Rewrite the rows between the line holding "69, 163, 79]" and the line holding "74, 194, 84]", inclusive, substituting "Rectangle" for "Bar" and leaving everything else unchanged.

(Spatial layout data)
>> Begin

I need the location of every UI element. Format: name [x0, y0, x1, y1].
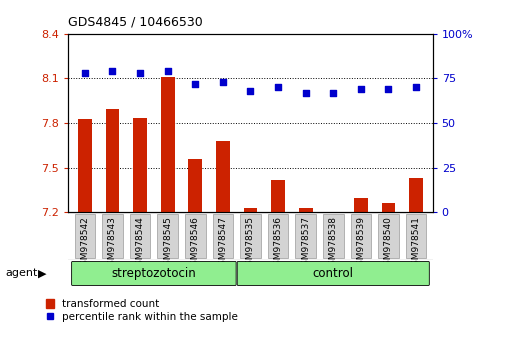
Point	[108, 68, 116, 74]
Text: GSM978536: GSM978536	[273, 216, 282, 271]
Point	[246, 88, 254, 94]
FancyBboxPatch shape	[322, 214, 343, 258]
Text: GSM978547: GSM978547	[218, 216, 227, 271]
Bar	[133, 118, 146, 212]
Point	[329, 90, 337, 96]
Point	[81, 70, 89, 76]
Text: GSM978545: GSM978545	[163, 216, 172, 271]
Text: GSM978539: GSM978539	[356, 216, 365, 271]
Text: GSM978543: GSM978543	[108, 216, 117, 271]
FancyBboxPatch shape	[129, 214, 150, 258]
Text: GSM978542: GSM978542	[80, 216, 89, 271]
FancyBboxPatch shape	[295, 214, 316, 258]
Text: GSM978544: GSM978544	[135, 216, 144, 271]
Text: streptozotocin: streptozotocin	[111, 267, 196, 280]
Bar	[271, 179, 284, 212]
Text: control: control	[312, 267, 353, 280]
Legend: transformed count, percentile rank within the sample: transformed count, percentile rank withi…	[45, 299, 238, 322]
Bar	[298, 208, 312, 212]
Bar	[78, 119, 91, 212]
FancyBboxPatch shape	[240, 214, 260, 258]
FancyBboxPatch shape	[102, 214, 123, 258]
Point	[301, 90, 309, 96]
FancyBboxPatch shape	[212, 214, 233, 258]
FancyBboxPatch shape	[377, 214, 398, 258]
Text: ▶: ▶	[38, 268, 46, 278]
Text: GSM978541: GSM978541	[411, 216, 420, 271]
FancyBboxPatch shape	[184, 214, 205, 258]
FancyBboxPatch shape	[405, 214, 426, 258]
Point	[163, 68, 171, 74]
Bar	[354, 198, 367, 212]
Point	[411, 84, 419, 90]
Text: GSM978535: GSM978535	[245, 216, 255, 271]
Bar	[161, 77, 174, 212]
Point	[136, 70, 144, 76]
Point	[274, 84, 282, 90]
Point	[384, 86, 392, 92]
Bar	[106, 109, 119, 212]
FancyBboxPatch shape	[157, 214, 178, 258]
FancyBboxPatch shape	[350, 214, 371, 258]
Text: GDS4845 / 10466530: GDS4845 / 10466530	[68, 15, 203, 28]
Text: agent: agent	[5, 268, 37, 278]
Point	[356, 86, 364, 92]
Bar	[188, 159, 202, 212]
Point	[218, 79, 226, 85]
Text: GSM978537: GSM978537	[300, 216, 310, 271]
FancyBboxPatch shape	[72, 262, 236, 285]
Bar	[381, 204, 394, 212]
Bar	[216, 141, 229, 212]
Text: GSM978546: GSM978546	[190, 216, 199, 271]
Text: GSM978540: GSM978540	[383, 216, 392, 271]
Bar	[409, 178, 422, 212]
Bar	[243, 208, 257, 212]
FancyBboxPatch shape	[267, 214, 288, 258]
FancyBboxPatch shape	[237, 262, 428, 285]
Point	[191, 81, 199, 86]
FancyBboxPatch shape	[74, 214, 95, 258]
Text: GSM978538: GSM978538	[328, 216, 337, 271]
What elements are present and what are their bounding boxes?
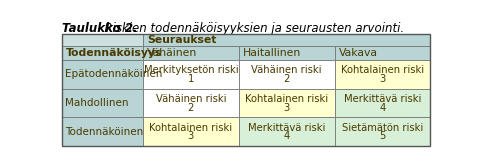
Text: Epätodennäköinen: Epätodennäköinen	[65, 69, 163, 79]
Bar	[61, 34, 143, 46]
Text: Riskien todennäköisyyksien ja seurausten arvointi.: Riskien todennäköisyyksien ja seurausten…	[97, 22, 404, 35]
Text: Mahdollinen: Mahdollinen	[65, 98, 129, 108]
Text: 1: 1	[188, 74, 194, 84]
Text: Seuraukset: Seuraukset	[147, 35, 216, 45]
Text: Kohtalainen riski: Kohtalainen riski	[245, 94, 328, 104]
Bar	[239, 89, 335, 118]
Text: Kohtalainen riski: Kohtalainen riski	[341, 65, 424, 76]
Text: 3: 3	[379, 74, 385, 84]
Text: Merkittävä riski: Merkittävä riski	[248, 123, 325, 133]
Bar	[239, 46, 335, 60]
Bar	[335, 46, 431, 60]
Bar	[143, 118, 239, 146]
Text: 3: 3	[188, 131, 194, 141]
Bar	[61, 118, 143, 146]
Bar	[335, 118, 431, 146]
Text: 3: 3	[284, 103, 290, 113]
Bar	[61, 34, 431, 146]
Text: Haitallinen: Haitallinen	[243, 48, 301, 58]
Bar	[335, 89, 431, 118]
Bar	[335, 60, 431, 89]
Text: 2: 2	[284, 74, 290, 84]
Bar	[61, 46, 143, 60]
Bar	[143, 34, 431, 46]
Bar	[143, 60, 239, 89]
Text: Vähäinen riski: Vähäinen riski	[252, 65, 322, 76]
Text: Merkittävä riski: Merkittävä riski	[344, 94, 421, 104]
Text: Todennäköinen: Todennäköinen	[65, 127, 144, 137]
Bar	[239, 60, 335, 89]
Bar	[143, 89, 239, 118]
Text: Taulukko 2.: Taulukko 2.	[62, 22, 138, 35]
Text: 4: 4	[284, 131, 290, 141]
Text: Sietämätön riski: Sietämätön riski	[342, 123, 423, 133]
Text: 5: 5	[379, 131, 386, 141]
Bar	[143, 46, 239, 60]
Text: 4: 4	[379, 103, 385, 113]
Text: Kohtalainen riski: Kohtalainen riski	[149, 123, 232, 133]
Text: Vakava: Vakava	[338, 48, 377, 58]
Text: 2: 2	[188, 103, 194, 113]
Text: Vähäinen riski: Vähäinen riski	[156, 94, 226, 104]
Text: Merkityksetön riski: Merkityksetön riski	[144, 65, 238, 76]
Bar	[239, 118, 335, 146]
Text: Todennäköisyys: Todennäköisyys	[65, 48, 162, 58]
Text: Vähäinen: Vähäinen	[147, 48, 197, 58]
Bar	[61, 89, 143, 118]
Bar	[61, 60, 143, 89]
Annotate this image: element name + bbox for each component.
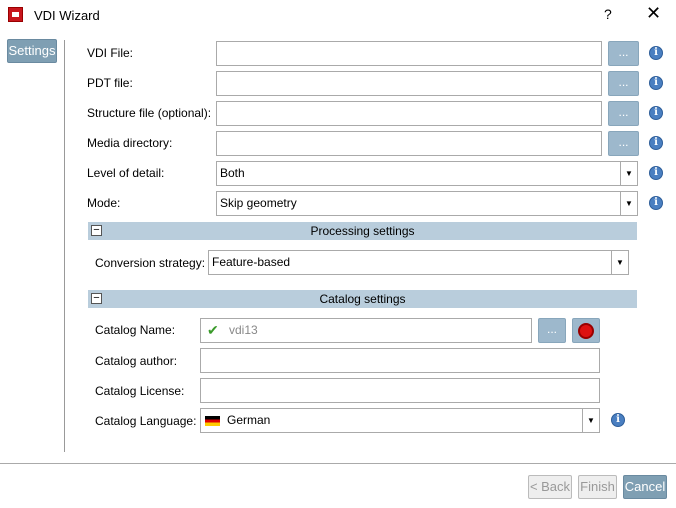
media-directory-browse-button[interactable]: ... bbox=[608, 131, 639, 156]
chevron-down-icon: ▼ bbox=[582, 409, 599, 432]
catalog-name-label: Catalog Name: bbox=[95, 323, 176, 337]
pdt-file-label: PDT file: bbox=[87, 76, 133, 90]
info-icon[interactable]: i bbox=[649, 76, 663, 90]
processing-settings-title: Processing settings bbox=[310, 224, 415, 238]
structure-file-label: Structure file (optional): bbox=[87, 106, 212, 120]
mode-select[interactable]: Skip geometry ▼ bbox=[216, 191, 638, 216]
check-icon: ✔ bbox=[207, 322, 219, 338]
chevron-down-icon: ▼ bbox=[611, 251, 628, 274]
mode-label: Mode: bbox=[87, 196, 121, 210]
catalog-language-select[interactable]: German ▼ bbox=[200, 408, 600, 433]
conversion-strategy-label: Conversion strategy: bbox=[95, 256, 206, 270]
structure-file-input[interactable] bbox=[216, 101, 602, 126]
info-icon[interactable]: i bbox=[611, 413, 625, 427]
catalog-author-label: Catalog author: bbox=[95, 354, 178, 368]
close-button[interactable]: ✕ bbox=[646, 3, 662, 23]
media-directory-input[interactable] bbox=[216, 131, 602, 156]
back-button[interactable]: < Back bbox=[528, 475, 572, 499]
catalog-author-input[interactable] bbox=[200, 348, 600, 373]
tab-settings[interactable]: Settings bbox=[7, 39, 57, 63]
window-title: VDI Wizard bbox=[34, 8, 100, 23]
info-icon[interactable]: i bbox=[649, 106, 663, 120]
clear-catalog-button[interactable] bbox=[572, 318, 600, 343]
pdt-file-input[interactable] bbox=[216, 71, 602, 96]
footer-divider bbox=[0, 463, 676, 464]
catalog-name-browse-button[interactable]: ... bbox=[538, 318, 566, 343]
catalog-name-input[interactable]: ✔ vdi13 bbox=[200, 318, 532, 343]
info-icon[interactable]: i bbox=[649, 46, 663, 60]
info-icon[interactable]: i bbox=[649, 166, 663, 180]
vdi-file-label: VDI File: bbox=[87, 46, 134, 60]
vdi-file-input[interactable] bbox=[216, 41, 602, 66]
catalog-license-input[interactable] bbox=[200, 378, 600, 403]
mode-value: Skip geometry bbox=[220, 196, 297, 210]
divider bbox=[64, 40, 65, 452]
media-directory-label: Media directory: bbox=[87, 136, 173, 150]
vdi-file-browse-button[interactable]: ... bbox=[608, 41, 639, 66]
catalog-name-value: vdi13 bbox=[229, 323, 258, 337]
catalog-language-value: German bbox=[227, 413, 271, 427]
info-icon[interactable]: i bbox=[649, 196, 663, 210]
german-flag-icon bbox=[205, 416, 220, 426]
level-of-detail-label: Level of detail: bbox=[87, 166, 165, 180]
conversion-strategy-select[interactable]: Feature-based ▼ bbox=[208, 250, 629, 275]
catalog-language-label: Catalog Language: bbox=[95, 414, 197, 428]
finish-button[interactable]: Finish bbox=[578, 475, 617, 499]
pdt-file-browse-button[interactable]: ... bbox=[608, 71, 639, 96]
chevron-down-icon: ▼ bbox=[620, 162, 637, 185]
catalog-license-label: Catalog License: bbox=[95, 384, 185, 398]
collapse-toggle[interactable]: − bbox=[91, 293, 102, 304]
structure-file-browse-button[interactable]: ... bbox=[608, 101, 639, 126]
level-of-detail-value: Both bbox=[220, 166, 245, 180]
help-button[interactable]: ? bbox=[604, 6, 612, 22]
processing-settings-header: − Processing settings bbox=[88, 222, 637, 240]
conversion-strategy-value: Feature-based bbox=[212, 255, 291, 269]
forbidden-icon bbox=[578, 323, 594, 339]
collapse-toggle[interactable]: − bbox=[91, 225, 102, 236]
cancel-button[interactable]: Cancel bbox=[623, 475, 667, 499]
level-of-detail-select[interactable]: Both ▼ bbox=[216, 161, 638, 186]
app-icon bbox=[8, 7, 23, 22]
catalog-settings-header: − Catalog settings bbox=[88, 290, 637, 308]
chevron-down-icon: ▼ bbox=[620, 192, 637, 215]
catalog-settings-title: Catalog settings bbox=[319, 292, 406, 306]
info-icon[interactable]: i bbox=[649, 136, 663, 150]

>> End

_Answer to the problem_.
Text: Epätodennäköinen: Epätodennäköinen	[65, 69, 163, 79]
Rectangle	[61, 34, 143, 46]
Text: Riskien todennäköisyyksien ja seurausten arvointi.: Riskien todennäköisyyksien ja seurausten…	[97, 22, 404, 35]
Text: Mahdollinen: Mahdollinen	[65, 98, 129, 108]
Text: 1: 1	[188, 74, 194, 84]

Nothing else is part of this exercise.